Begin

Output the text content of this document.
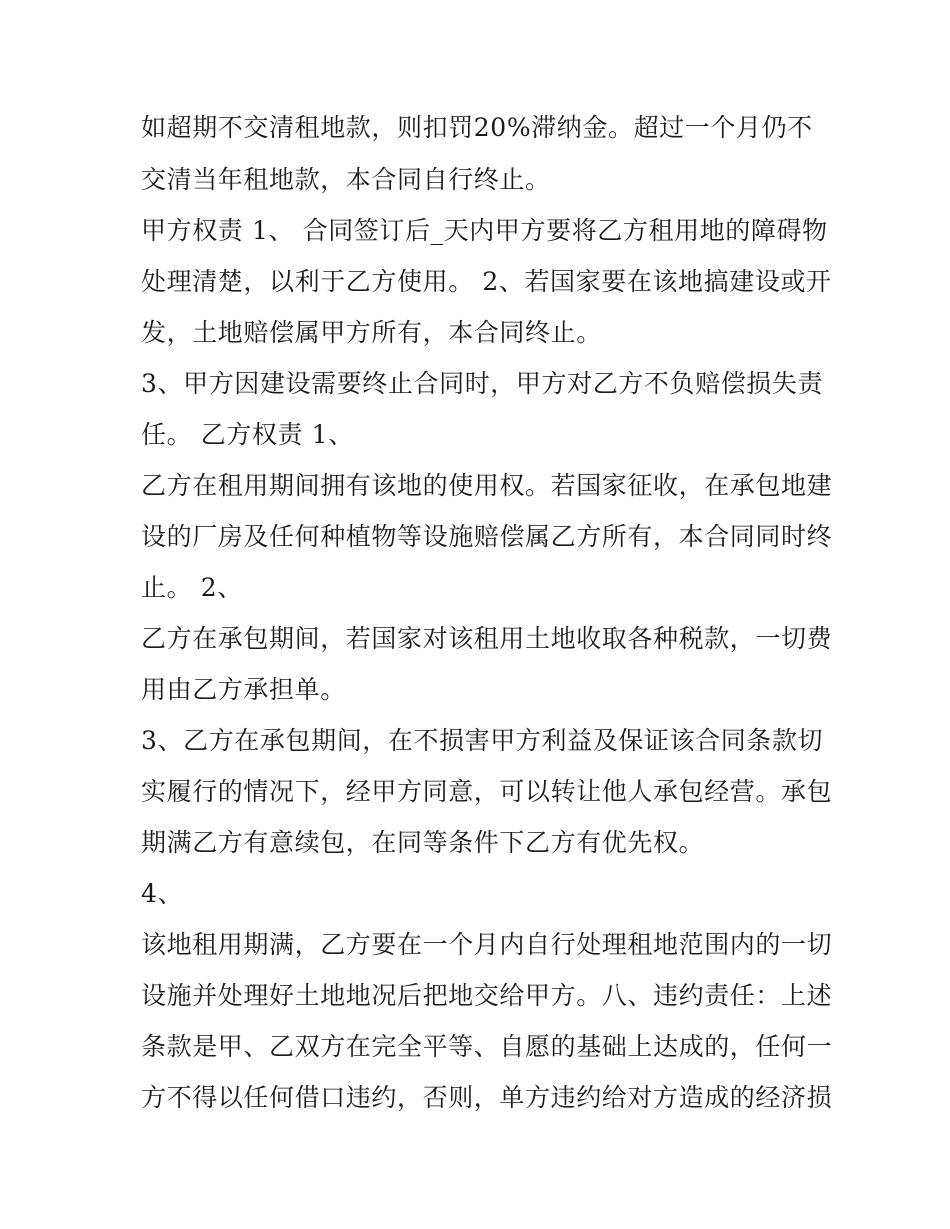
如超期不交清租地款，则扣罚20%滞纳金。超过一个月仍不
交清当年租地款，本合同自行终止。
甲方权责 1、 合同签订后_天内甲方要将乙方租用地的障碍物
处理清楚，以利于乙方使用。 2、若国家要在该地搞建设或开
发，土地赔偿属甲方所有，本合同终止。
3、甲方因建设需要终止合同时，甲方对乙方不负赔偿损失责
任。 乙方权责 1、
乙方在租用期间拥有该地的使用权。若国家征收，在承包地建
设的厂房及任何种植物等设施赔偿属乙方所有，本合同同时终
止。 2、
乙方在承包期间，若国家对该租用土地收取各种税款，一切费
用由乙方承担单。
3、乙方在承包期间，在不损害甲方利益及保证该合同条款切
实履行的情况下，经甲方同意，可以转让他人承包经营。承包
期满乙方有意续包，在同等条件下乙方有优先权。
4、
该地租用期满，乙方要在一个月内自行处理租地范围内的一切
设施并处理好土地地况后把地交给甲方。八、违约责任：上述
条款是甲、乙双方在完全平等、自愿的基础上达成的，任何一
方不得以任何借口违约，否则，单方违约给对方造成的经济损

End

> Work instructions
Reproduce the data verbatim. Do not carry any picture into the copy.

> Result
Output the text content of this document.
如超期不交清租地款，则扣罚20%滞纳金。超过一个月仍不
交清当年租地款，本合同自行终止。
甲方权责 1、 合同签订后_天内甲方要将乙方租用地的障碍物
处理清楚，以利于乙方使用。 2、若国家要在该地搞建设或开
发，土地赔偿属甲方所有，本合同终止。
3、甲方因建设需要终止合同时，甲方对乙方不负赔偿损失责
任。 乙方权责 1、
乙方在租用期间拥有该地的使用权。若国家征收，在承包地建
设的厂房及任何种植物等设施赔偿属乙方所有，本合同同时终
止。 2、
乙方在承包期间，若国家对该租用土地收取各种税款，一切费
用由乙方承担单。
3、乙方在承包期间，在不损害甲方利益及保证该合同条款切
实履行的情况下，经甲方同意，可以转让他人承包经营。承包
期满乙方有意续包，在同等条件下乙方有优先权。
4、
该地租用期满，乙方要在一个月内自行处理租地范围内的一切
设施并处理好土地地况后把地交给甲方。八、违约责任：上述
条款是甲、乙双方在完全平等、自愿的基础上达成的，任何一
方不得以任何借口违约，否则，单方违约给对方造成的经济损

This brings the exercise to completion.